All of the material should be reproduced exactly, with pictures left out.

**** PROVIDED INFORMATION

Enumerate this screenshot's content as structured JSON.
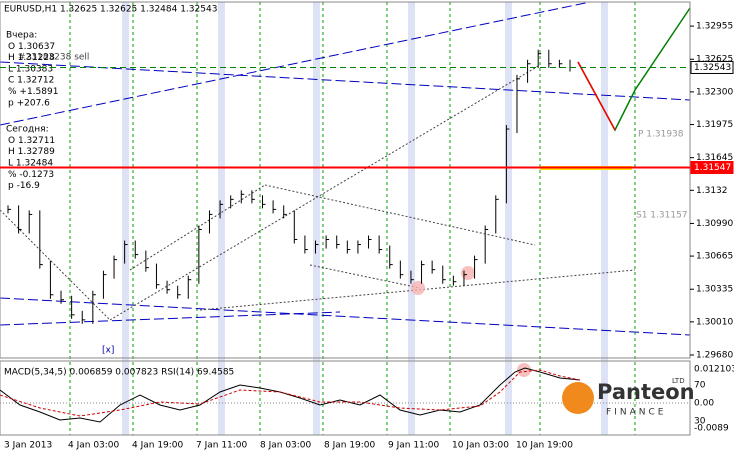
{
  "chart_data": {
    "type": "bar_chart",
    "title": "EURUSD,H1  1.32625 1.32625 1.32484 1.32543",
    "info_left": [
      "Вчера:",
      "O 1.30637",
      "H 1.31228",
      "L 1.30383",
      "C 1.32712",
      "% +1.5891",
      "p +207.6",
      "Сегодня:",
      "O 1.32711",
      "H 1.32789",
      "L 1.32484",
      "% -0.1273",
      "p -16.9"
    ],
    "order_label": "#23183238 sell",
    "pivot_labels": [
      "P 1.31938",
      "S1 1.31157"
    ],
    "marker_label": "[x]",
    "close": [
      1.3113,
      1.3093,
      1.3108,
      1.3058,
      1.3028,
      1.3023,
      1.3008,
      1.3003,
      1.3028,
      1.3048,
      1.3063,
      1.3078,
      1.3068,
      1.3055,
      1.3038,
      1.3033,
      1.3028,
      1.3043,
      1.3093,
      1.3108,
      1.3118,
      1.3123,
      1.3128,
      1.3123,
      1.3118,
      1.3113,
      1.3108,
      1.3083,
      1.3073,
      1.3078,
      1.3083,
      1.3078,
      1.3073,
      1.3078,
      1.3083,
      1.3073,
      1.3058,
      1.3048,
      1.3043,
      1.3058,
      1.3053,
      1.3043,
      1.3041,
      1.3048,
      1.3063,
      1.3093,
      1.3123,
      1.3193,
      1.3243,
      1.3258,
      1.3268,
      1.3258,
      1.3258,
      1.32543
    ],
    "ylim": [
      1.2968,
      1.33195
    ],
    "yticks": [
      1.32955,
      1.32625,
      {
        "value": 1.323,
        "label": "1.32300"
      },
      1.31975,
      1.31645,
      1.3132,
      {
        "value": 1.3099,
        "label": "1.30990"
      },
      1.30665,
      1.30335,
      {
        "value": 1.3001,
        "label": "1.30010"
      },
      {
        "value": 1.2968,
        "label": "1.29680"
      }
    ],
    "price_levels": [
      {
        "value": 1.32543,
        "color": "#008000"
      },
      {
        "value": 1.31547,
        "color": "#ff0000"
      }
    ],
    "xlabels": [
      "3 Jan 2013",
      "4 Jan 03:00",
      "4 Jan 19:00",
      "7 Jan 11:00",
      "8 Jan 03:00",
      "8 Jan 19:00",
      "9 Jan 11:00",
      "10 Jan 03:00",
      "10 Jan 19:00"
    ],
    "indicator_title": "MACD(5,34,5) 0.006859 0.007823 RSI(14) 69.4585",
    "indicator_ticks": [
      "0.012103",
      "70",
      "0.00",
      "30",
      "-0.0089"
    ],
    "logo": {
      "name": "Panteon",
      "sub": "FINANCE",
      "tag": "LTD"
    }
  }
}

********

### [ANSWER TO THIS TASK]
Enumerate this screenshot's content as structured JSON.
{
  "chart_data": {
    "type": "bar_chart",
    "title": "EURUSD,H1  1.32625 1.32625 1.32484 1.32543",
    "info_left": [
      "Вчера:",
      "O 1.30637",
      "H 1.31228",
      "L 1.30383",
      "C 1.32712",
      "% +1.5891",
      "p +207.6",
      "Сегодня:",
      "O 1.32711",
      "H 1.32789",
      "L 1.32484",
      "% -0.1273",
      "p -16.9"
    ],
    "order_label": "#23183238 sell",
    "pivot_labels": [
      "P 1.31938",
      "S1 1.31157"
    ],
    "marker_label": "[x]",
    "close": [
      1.3113,
      1.3093,
      1.3108,
      1.3058,
      1.3028,
      1.3023,
      1.3008,
      1.3003,
      1.3028,
      1.3048,
      1.3063,
      1.3078,
      1.3068,
      1.3055,
      1.3038,
      1.3033,
      1.3028,
      1.3043,
      1.3093,
      1.3108,
      1.3118,
      1.3123,
      1.3128,
      1.3123,
      1.3118,
      1.3113,
      1.3108,
      1.3083,
      1.3073,
      1.3078,
      1.3083,
      1.3078,
      1.3073,
      1.3078,
      1.3083,
      1.3073,
      1.3058,
      1.3048,
      1.3043,
      1.3058,
      1.3053,
      1.3043,
      1.3041,
      1.3048,
      1.3063,
      1.3093,
      1.3123,
      1.3193,
      1.3243,
      1.3258,
      1.3268,
      1.3258,
      1.3258,
      1.32543
    ],
    "ylim": [
      1.2968,
      1.33195
    ],
    "yticks": [
      1.32955,
      1.32625,
      {
        "value": 1.323,
        "label": "1.32300"
      },
      1.31975,
      1.31645,
      1.3132,
      {
        "value": 1.3099,
        "label": "1.30990"
      },
      1.30665,
      1.30335,
      {
        "value": 1.3001,
        "label": "1.30010"
      },
      {
        "value": 1.2968,
        "label": "1.29680"
      }
    ],
    "price_levels": [
      {
        "value": 1.32543,
        "color": "#008000"
      },
      {
        "value": 1.31547,
        "color": "#ff0000"
      }
    ],
    "xlabels": [
      "3 Jan 2013",
      "4 Jan 03:00",
      "4 Jan 19:00",
      "7 Jan 11:00",
      "8 Jan 03:00",
      "8 Jan 19:00",
      "9 Jan 11:00",
      "10 Jan 03:00",
      "10 Jan 19:00"
    ],
    "indicator_title": "MACD(5,34,5) 0.006859 0.007823 RSI(14) 69.4585",
    "indicator_ticks": [
      "0.012103",
      "70",
      "0.00",
      "30",
      "-0.0089"
    ],
    "logo": {
      "name": "Panteon",
      "sub": "FINANCE",
      "tag": "LTD"
    }
  }
}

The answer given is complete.